■ To do ■
Exclude the pictures; give every entry again exactly as written.

Stored data entries:
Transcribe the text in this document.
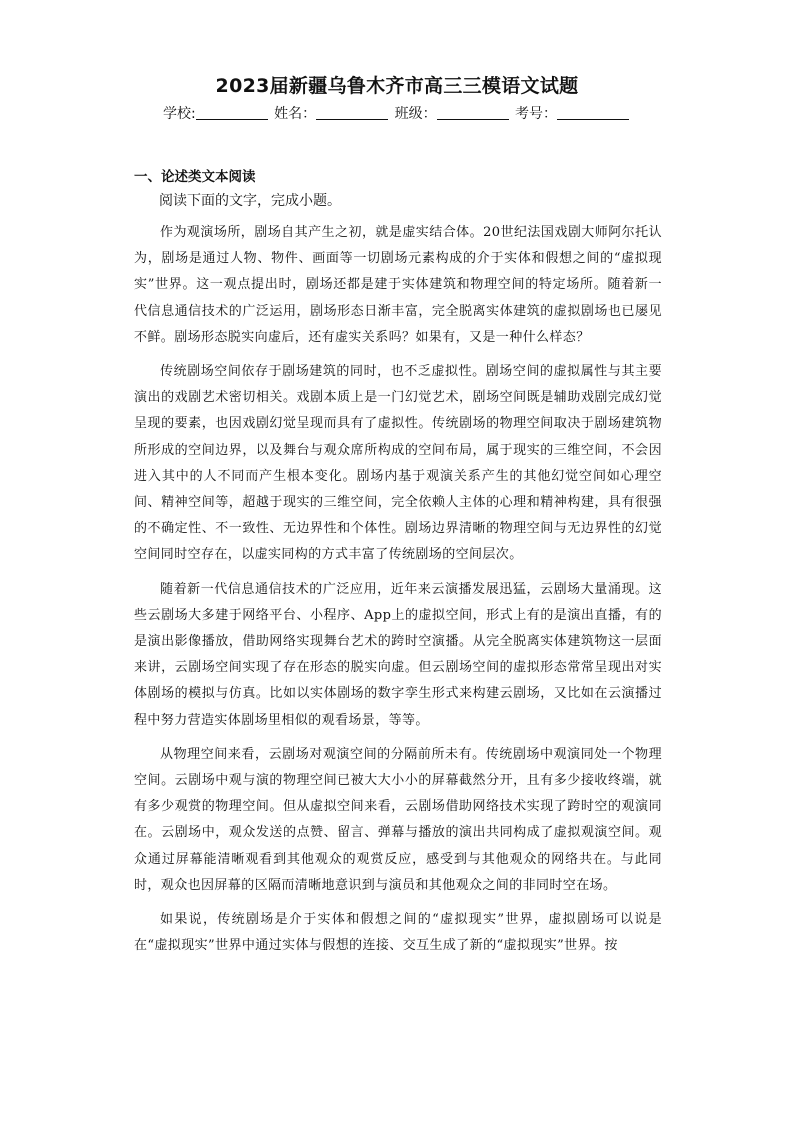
2023届新疆乌鲁木齐市高三三模语文试题
学校:	姓名：	班级：	考号：
一、论述类文本阅读
阅读下面的文字，完成小题。

作为观演场所，剧场自其产生之初，就是虚实结合体。20世纪法国戏剧大师阿尔托认为，剧场是通过人物、物件、画面等一切剧场元素构成的介于实体和假想之间的“虚拟现实”世界。这一观点提出时，剧场还都是建于实体建筑和物理空间的特定场所。随着新一代信息通信技术的广泛运用，剧场形态日渐丰富，完全脱离实体建筑的虚拟剧场也已屡见不鲜。剧场形态脱实向虚后，还有虚实关系吗？如果有，又是一种什么样态？

传统剧场空间依存于剧场建筑的同时，也不乏虚拟性。剧场空间的虚拟属性与其主要演出的戏剧艺术密切相关。戏剧本质上是一门幻觉艺术，剧场空间既是辅助戏剧完成幻觉呈现的要素，也因戏剧幻觉呈现而具有了虚拟性。传统剧场的物理空间取决于剧场建筑物所形成的空间边界，以及舞台与观众席所构成的空间布局，属于现实的三维空间，不会因进入其中的人不同而产生根本变化。剧场内基于观演关系产生的其他幻觉空间如心理空间、精神空间等，超越于现实的三维空间，完全依赖人主体的心理和精神构建，具有很强的不确定性、不一致性、无边界性和个体性。剧场边界清晰的物理空间与无边界性的幻觉空间同时空存在，以虚实同构的方式丰富了传统剧场的空间层次。

随着新一代信息通信技术的广泛应用，近年来云演播发展迅猛，云剧场大量涌现。这些云剧场大多建于网络平台、小程序、App上的虚拟空间，形式上有的是演出直播，有的是演出影像播放，借助网络实现舞台艺术的跨时空演播。从完全脱离实体建筑物这一层面来讲，云剧场空间实现了存在形态的脱实向虚。但云剧场空间的虚拟形态常常呈现出对实体剧场的模拟与仿真。比如以实体剧场的数字孪生形式来构建云剧场，又比如在云演播过程中努力营造实体剧场里相似的观看场景，等等。

从物理空间来看，云剧场对观演空间的分隔前所未有。传统剧场中观演同处一个物理空间。云剧场中观与演的物理空间已被大大小小的屏幕截然分开，且有多少接收终端，就有多少观赏的物理空间。但从虚拟空间来看，云剧场借助网络技术实现了跨时空的观演同在。云剧场中，观众发送的点赞、留言、弹幕与播放的演出共同构成了虚拟观演空间。观众通过屏幕能清晰观看到其他观众的观赏反应，感受到与其他观众的网络共在。与此同时，观众也因屏幕的区隔而清晰地意识到与演员和其他观众之间的非同时空在场。

如果说，传统剧场是介于实体和假想之间的“虚拟现实”世界，虚拟剧场可以说是在“虚拟现实”世界中通过实体与假想的连接、交互生成了新的“虚拟现实”世界。按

■ Result of the exercise ■
Transcribe the text in this document.
2023届新疆乌鲁木齐市高三三模语文试题
学校:	姓名：	班级：	考号：
一、论述类文本阅读
阅读下面的文字，完成小题。

作为观演场所，剧场自其产生之初，就是虚实结合体。20世纪法国戏剧大师阿尔托认为，剧场是通过人物、物件、画面等一切剧场元素构成的介于实体和假想之间的“虚拟现实”世界。这一观点提出时，剧场还都是建于实体建筑和物理空间的特定场所。随着新一代信息通信技术的广泛运用，剧场形态日渐丰富，完全脱离实体建筑的虚拟剧场也已屡见不鲜。剧场形态脱实向虚后，还有虚实关系吗？如果有，又是一种什么样态？

传统剧场空间依存于剧场建筑的同时，也不乏虚拟性。剧场空间的虚拟属性与其主要演出的戏剧艺术密切相关。戏剧本质上是一门幻觉艺术，剧场空间既是辅助戏剧完成幻觉呈现的要素，也因戏剧幻觉呈现而具有了虚拟性。传统剧场的物理空间取决于剧场建筑物所形成的空间边界，以及舞台与观众席所构成的空间布局，属于现实的三维空间，不会因进入其中的人不同而产生根本变化。剧场内基于观演关系产生的其他幻觉空间如心理空间、精神空间等，超越于现实的三维空间，完全依赖人主体的心理和精神构建，具有很强的不确定性、不一致性、无边界性和个体性。剧场边界清晰的物理空间与无边界性的幻觉空间同时空存在，以虚实同构的方式丰富了传统剧场的空间层次。

随着新一代信息通信技术的广泛应用，近年来云演播发展迅猛，云剧场大量涌现。这些云剧场大多建于网络平台、小程序、App上的虚拟空间，形式上有的是演出直播，有的是演出影像播放，借助网络实现舞台艺术的跨时空演播。从完全脱离实体建筑物这一层面来讲，云剧场空间实现了存在形态的脱实向虚。但云剧场空间的虚拟形态常常呈现出对实体剧场的模拟与仿真。比如以实体剧场的数字孪生形式来构建云剧场，又比如在云演播过程中努力营造实体剧场里相似的观看场景，等等。

从物理空间来看，云剧场对观演空间的分隔前所未有。传统剧场中观演同处一个物理空间。云剧场中观与演的物理空间已被大大小小的屏幕截然分开，且有多少接收终端，就有多少观赏的物理空间。但从虚拟空间来看，云剧场借助网络技术实现了跨时空的观演同在。云剧场中，观众发送的点赞、留言、弹幕与播放的演出共同构成了虚拟观演空间。观众通过屏幕能清晰观看到其他观众的观赏反应，感受到与其他观众的网络共在。与此同时，观众也因屏幕的区隔而清晰地意识到与演员和其他观众之间的非同时空在场。

如果说，传统剧场是介于实体和假想之间的“虚拟现实”世界，虚拟剧场可以说是在“虚拟现实”世界中通过实体与假想的连接、交互生成了新的“虚拟现实”世界。按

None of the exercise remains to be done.